Dataset excerpt
## START
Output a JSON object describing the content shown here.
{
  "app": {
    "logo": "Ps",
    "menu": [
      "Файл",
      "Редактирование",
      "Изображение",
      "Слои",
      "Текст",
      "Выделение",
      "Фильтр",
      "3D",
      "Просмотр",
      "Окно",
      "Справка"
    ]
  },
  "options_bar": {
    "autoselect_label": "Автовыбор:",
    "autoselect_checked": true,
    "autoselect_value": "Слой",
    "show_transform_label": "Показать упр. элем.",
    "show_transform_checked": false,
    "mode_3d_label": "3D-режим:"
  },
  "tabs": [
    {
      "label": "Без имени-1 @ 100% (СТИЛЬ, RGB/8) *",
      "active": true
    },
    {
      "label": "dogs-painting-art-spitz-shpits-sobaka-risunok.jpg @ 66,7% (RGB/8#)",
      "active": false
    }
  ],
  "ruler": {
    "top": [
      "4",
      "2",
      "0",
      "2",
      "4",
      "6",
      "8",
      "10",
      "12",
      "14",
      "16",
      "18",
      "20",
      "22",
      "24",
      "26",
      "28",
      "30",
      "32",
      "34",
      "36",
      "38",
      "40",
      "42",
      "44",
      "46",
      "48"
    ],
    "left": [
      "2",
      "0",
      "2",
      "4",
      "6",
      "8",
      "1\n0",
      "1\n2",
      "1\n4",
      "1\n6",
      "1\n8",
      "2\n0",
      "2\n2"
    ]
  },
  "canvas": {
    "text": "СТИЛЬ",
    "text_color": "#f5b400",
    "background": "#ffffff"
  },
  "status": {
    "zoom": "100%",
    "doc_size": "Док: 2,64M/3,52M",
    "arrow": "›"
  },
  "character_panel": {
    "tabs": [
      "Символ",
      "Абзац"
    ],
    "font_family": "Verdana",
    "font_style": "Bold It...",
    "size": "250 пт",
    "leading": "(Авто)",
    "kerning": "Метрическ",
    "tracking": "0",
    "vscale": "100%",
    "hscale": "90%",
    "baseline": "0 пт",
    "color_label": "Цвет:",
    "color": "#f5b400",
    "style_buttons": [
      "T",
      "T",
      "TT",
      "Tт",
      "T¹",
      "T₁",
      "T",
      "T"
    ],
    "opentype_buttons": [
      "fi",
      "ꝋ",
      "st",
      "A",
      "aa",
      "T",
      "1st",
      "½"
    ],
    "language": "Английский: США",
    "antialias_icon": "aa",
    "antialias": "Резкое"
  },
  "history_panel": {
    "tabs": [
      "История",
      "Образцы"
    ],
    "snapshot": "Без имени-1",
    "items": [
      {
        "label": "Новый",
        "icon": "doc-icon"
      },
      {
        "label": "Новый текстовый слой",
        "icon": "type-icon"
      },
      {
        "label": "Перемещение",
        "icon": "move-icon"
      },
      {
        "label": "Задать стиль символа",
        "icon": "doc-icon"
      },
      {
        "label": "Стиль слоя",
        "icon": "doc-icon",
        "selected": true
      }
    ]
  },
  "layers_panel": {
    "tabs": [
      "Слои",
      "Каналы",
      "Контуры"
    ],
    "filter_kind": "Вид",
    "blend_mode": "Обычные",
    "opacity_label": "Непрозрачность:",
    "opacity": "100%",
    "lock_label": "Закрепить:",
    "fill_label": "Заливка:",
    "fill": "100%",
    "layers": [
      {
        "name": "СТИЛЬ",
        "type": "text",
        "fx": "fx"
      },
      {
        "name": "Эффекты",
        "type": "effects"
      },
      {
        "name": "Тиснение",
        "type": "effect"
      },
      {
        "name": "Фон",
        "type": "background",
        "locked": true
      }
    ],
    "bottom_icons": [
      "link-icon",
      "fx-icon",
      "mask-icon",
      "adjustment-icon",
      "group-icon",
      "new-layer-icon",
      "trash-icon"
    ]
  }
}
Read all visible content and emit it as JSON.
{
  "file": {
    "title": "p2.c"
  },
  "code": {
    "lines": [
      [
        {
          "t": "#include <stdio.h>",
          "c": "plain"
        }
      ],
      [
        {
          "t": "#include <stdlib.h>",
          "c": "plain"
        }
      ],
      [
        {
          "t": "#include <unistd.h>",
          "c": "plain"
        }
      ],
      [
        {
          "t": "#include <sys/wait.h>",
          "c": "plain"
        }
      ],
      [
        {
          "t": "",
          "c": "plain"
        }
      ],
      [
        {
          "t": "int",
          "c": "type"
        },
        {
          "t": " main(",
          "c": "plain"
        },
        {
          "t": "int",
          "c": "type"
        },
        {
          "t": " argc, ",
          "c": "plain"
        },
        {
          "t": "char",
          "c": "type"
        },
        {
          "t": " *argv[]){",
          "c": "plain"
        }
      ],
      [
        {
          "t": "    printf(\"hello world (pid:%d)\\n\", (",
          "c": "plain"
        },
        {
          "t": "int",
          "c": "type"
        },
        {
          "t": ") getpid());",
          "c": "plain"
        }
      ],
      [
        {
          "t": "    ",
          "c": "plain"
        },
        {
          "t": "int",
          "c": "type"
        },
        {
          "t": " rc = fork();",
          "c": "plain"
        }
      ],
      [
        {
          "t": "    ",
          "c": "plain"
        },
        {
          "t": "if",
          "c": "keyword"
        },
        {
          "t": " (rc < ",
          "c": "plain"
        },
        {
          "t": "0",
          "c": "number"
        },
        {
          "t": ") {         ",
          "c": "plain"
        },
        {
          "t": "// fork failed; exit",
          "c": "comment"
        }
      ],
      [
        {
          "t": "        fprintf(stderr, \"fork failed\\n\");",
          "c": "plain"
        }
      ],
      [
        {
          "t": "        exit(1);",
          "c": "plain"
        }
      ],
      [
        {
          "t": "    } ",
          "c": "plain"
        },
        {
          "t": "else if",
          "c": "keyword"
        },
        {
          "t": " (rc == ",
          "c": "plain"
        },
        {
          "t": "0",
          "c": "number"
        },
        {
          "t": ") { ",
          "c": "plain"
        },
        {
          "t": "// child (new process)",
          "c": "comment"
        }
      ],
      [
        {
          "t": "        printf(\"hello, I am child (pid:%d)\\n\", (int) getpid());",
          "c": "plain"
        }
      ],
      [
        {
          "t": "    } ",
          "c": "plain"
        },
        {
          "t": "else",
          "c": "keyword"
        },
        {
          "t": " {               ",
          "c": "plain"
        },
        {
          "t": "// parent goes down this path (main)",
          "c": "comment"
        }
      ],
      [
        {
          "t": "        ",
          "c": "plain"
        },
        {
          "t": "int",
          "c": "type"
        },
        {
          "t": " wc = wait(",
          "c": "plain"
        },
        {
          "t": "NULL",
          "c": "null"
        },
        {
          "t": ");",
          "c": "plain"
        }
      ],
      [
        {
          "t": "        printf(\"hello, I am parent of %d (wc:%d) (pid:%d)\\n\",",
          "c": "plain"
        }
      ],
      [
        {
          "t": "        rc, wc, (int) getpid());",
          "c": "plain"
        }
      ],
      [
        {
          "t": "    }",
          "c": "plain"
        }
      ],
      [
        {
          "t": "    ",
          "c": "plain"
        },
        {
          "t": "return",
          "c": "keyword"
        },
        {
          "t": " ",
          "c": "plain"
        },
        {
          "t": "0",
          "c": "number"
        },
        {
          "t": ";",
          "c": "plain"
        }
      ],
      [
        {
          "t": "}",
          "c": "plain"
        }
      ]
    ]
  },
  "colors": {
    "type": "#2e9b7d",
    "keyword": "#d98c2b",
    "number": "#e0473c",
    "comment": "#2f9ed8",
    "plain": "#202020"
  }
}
## END
* [DO THIS]
Output all of the data again, exactly.

* [COMPLETE OUTPUT]
Output a JSON object describing the content shown here.
{
  "app": {
    "logo": "Ps",
    "menu": [
      "Файл",
      "Редактирование",
      "Изображение",
      "Слои",
      "Текст",
      "Выделение",
      "Фильтр",
      "3D",
      "Просмотр",
      "Окно",
      "Справка"
    ]
  },
  "options_bar": {
    "autoselect_label": "Автовыбор:",
    "autoselect_checked": true,
    "autoselect_value": "Слой",
    "show_transform_label": "Показать упр. элем.",
    "show_transform_checked": false,
    "mode_3d_label": "3D-режим:"
  },
  "tabs": [
    {
      "label": "Без имени-1 @ 100% (СТИЛЬ, RGB/8) *",
      "active": true
    },
    {
      "label": "dogs-painting-art-spitz-shpits-sobaka-risunok.jpg @ 66,7% (RGB/8#)",
      "active": false
    }
  ],
  "ruler": {
    "top": [
      "4",
      "2",
      "0",
      "2",
      "4",
      "6",
      "8",
      "10",
      "12",
      "14",
      "16",
      "18",
      "20",
      "22",
      "24",
      "26",
      "28",
      "30",
      "32",
      "34",
      "36",
      "38",
      "40",
      "42",
      "44",
      "46",
      "48"
    ],
    "left": [
      "2",
      "0",
      "2",
      "4",
      "6",
      "8",
      "1\n0",
      "1\n2",
      "1\n4",
      "1\n6",
      "1\n8",
      "2\n0",
      "2\n2"
    ]
  },
  "canvas": {
    "text": "СТИЛЬ",
    "text_color": "#f5b400",
    "background": "#ffffff"
  },
  "status": {
    "zoom": "100%",
    "doc_size": "Док: 2,64M/3,52M",
    "arrow": "›"
  },
  "character_panel": {
    "tabs": [
      "Символ",
      "Абзац"
    ],
    "font_family": "Verdana",
    "font_style": "Bold It...",
    "size": "250 пт",
    "leading": "(Авто)",
    "kerning": "Метрическ",
    "tracking": "0",
    "vscale": "100%",
    "hscale": "90%",
    "baseline": "0 пт",
    "color_label": "Цвет:",
    "color": "#f5b400",
    "style_buttons": [
      "T",
      "T",
      "TT",
      "Tт",
      "T¹",
      "T₁",
      "T",
      "T"
    ],
    "opentype_buttons": [
      "fi",
      "ꝋ",
      "st",
      "A",
      "aa",
      "T",
      "1st",
      "½"
    ],
    "language": "Английский: США",
    "antialias_icon": "aa",
    "antialias": "Резкое"
  },
  "history_panel": {
    "tabs": [
      "История",
      "Образцы"
    ],
    "snapshot": "Без имени-1",
    "items": [
      {
        "label": "Новый",
        "icon": "doc-icon"
      },
      {
        "label": "Новый текстовый слой",
        "icon": "type-icon"
      },
      {
        "label": "Перемещение",
        "icon": "move-icon"
      },
      {
        "label": "Задать стиль символа",
        "icon": "doc-icon"
      },
      {
        "label": "Стиль слоя",
        "icon": "doc-icon",
        "selected": true
      }
    ]
  },
  "layers_panel": {
    "tabs": [
      "Слои",
      "Каналы",
      "Контуры"
    ],
    "filter_kind": "Вид",
    "blend_mode": "Обычные",
    "opacity_label": "Непрозрачность:",
    "opacity": "100%",
    "lock_label": "Закрепить:",
    "fill_label": "Заливка:",
    "fill": "100%",
    "layers": [
      {
        "name": "СТИЛЬ",
        "type": "text",
        "fx": "fx"
      },
      {
        "name": "Эффекты",
        "type": "effects"
      },
      {
        "name": "Тиснение",
        "type": "effect"
      },
      {
        "name": "Фон",
        "type": "background",
        "locked": true
      }
    ],
    "bottom_icons": [
      "link-icon",
      "fx-icon",
      "mask-icon",
      "adjustment-icon",
      "group-icon",
      "new-layer-icon",
      "trash-icon"
    ]
  }
}
Read all visible content and emit it as JSON.
{
  "file": {
    "title": "p2.c"
  },
  "code": {
    "lines": [
      [
        {
          "t": "#include <stdio.h>",
          "c": "plain"
        }
      ],
      [
        {
          "t": "#include <stdlib.h>",
          "c": "plain"
        }
      ],
      [
        {
          "t": "#include <unistd.h>",
          "c": "plain"
        }
      ],
      [
        {
          "t": "#include <sys/wait.h>",
          "c": "plain"
        }
      ],
      [
        {
          "t": "",
          "c": "plain"
        }
      ],
      [
        {
          "t": "int",
          "c": "type"
        },
        {
          "t": " main(",
          "c": "plain"
        },
        {
          "t": "int",
          "c": "type"
        },
        {
          "t": " argc, ",
          "c": "plain"
        },
        {
          "t": "char",
          "c": "type"
        },
        {
          "t": " *argv[]){",
          "c": "plain"
        }
      ],
      [
        {
          "t": "    printf(\"hello world (pid:%d)\\n\", (",
          "c": "plain"
        },
        {
          "t": "int",
          "c": "type"
        },
        {
          "t": ") getpid());",
          "c": "plain"
        }
      ],
      [
        {
          "t": "    ",
          "c": "plain"
        },
        {
          "t": "int",
          "c": "type"
        },
        {
          "t": " rc = fork();",
          "c": "plain"
        }
      ],
      [
        {
          "t": "    ",
          "c": "plain"
        },
        {
          "t": "if",
          "c": "keyword"
        },
        {
          "t": " (rc < ",
          "c": "plain"
        },
        {
          "t": "0",
          "c": "number"
        },
        {
          "t": ") {         ",
          "c": "plain"
        },
        {
          "t": "// fork failed; exit",
          "c": "comment"
        }
      ],
      [
        {
          "t": "        fprintf(stderr, \"fork failed\\n\");",
          "c": "plain"
        }
      ],
      [
        {
          "t": "        exit(1);",
          "c": "plain"
        }
      ],
      [
        {
          "t": "    } ",
          "c": "plain"
        },
        {
          "t": "else if",
          "c": "keyword"
        },
        {
          "t": " (rc == ",
          "c": "plain"
        },
        {
          "t": "0",
          "c": "number"
        },
        {
          "t": ") { ",
          "c": "plain"
        },
        {
          "t": "// child (new process)",
          "c": "comment"
        }
      ],
      [
        {
          "t": "        printf(\"hello, I am child (pid:%d)\\n\", (int) getpid());",
          "c": "plain"
        }
      ],
      [
        {
          "t": "    } ",
          "c": "plain"
        },
        {
          "t": "else",
          "c": "keyword"
        },
        {
          "t": " {               ",
          "c": "plain"
        },
        {
          "t": "// parent goes down this path (main)",
          "c": "comment"
        }
      ],
      [
        {
          "t": "        ",
          "c": "plain"
        },
        {
          "t": "int",
          "c": "type"
        },
        {
          "t": " wc = wait(",
          "c": "plain"
        },
        {
          "t": "NULL",
          "c": "null"
        },
        {
          "t": ");",
          "c": "plain"
        }
      ],
      [
        {
          "t": "        printf(\"hello, I am parent of %d (wc:%d) (pid:%d)\\n\",",
          "c": "plain"
        }
      ],
      [
        {
          "t": "        rc, wc, (int) getpid());",
          "c": "plain"
        }
      ],
      [
        {
          "t": "    }",
          "c": "plain"
        }
      ],
      [
        {
          "t": "    ",
          "c": "plain"
        },
        {
          "t": "return",
          "c": "keyword"
        },
        {
          "t": " ",
          "c": "plain"
        },
        {
          "t": "0",
          "c": "number"
        },
        {
          "t": ";",
          "c": "plain"
        }
      ],
      [
        {
          "t": "}",
          "c": "plain"
        }
      ]
    ]
  },
  "colors": {
    "type": "#2e9b7d",
    "keyword": "#d98c2b",
    "number": "#e0473c",
    "comment": "#2f9ed8",
    "plain": "#202020"
  }
}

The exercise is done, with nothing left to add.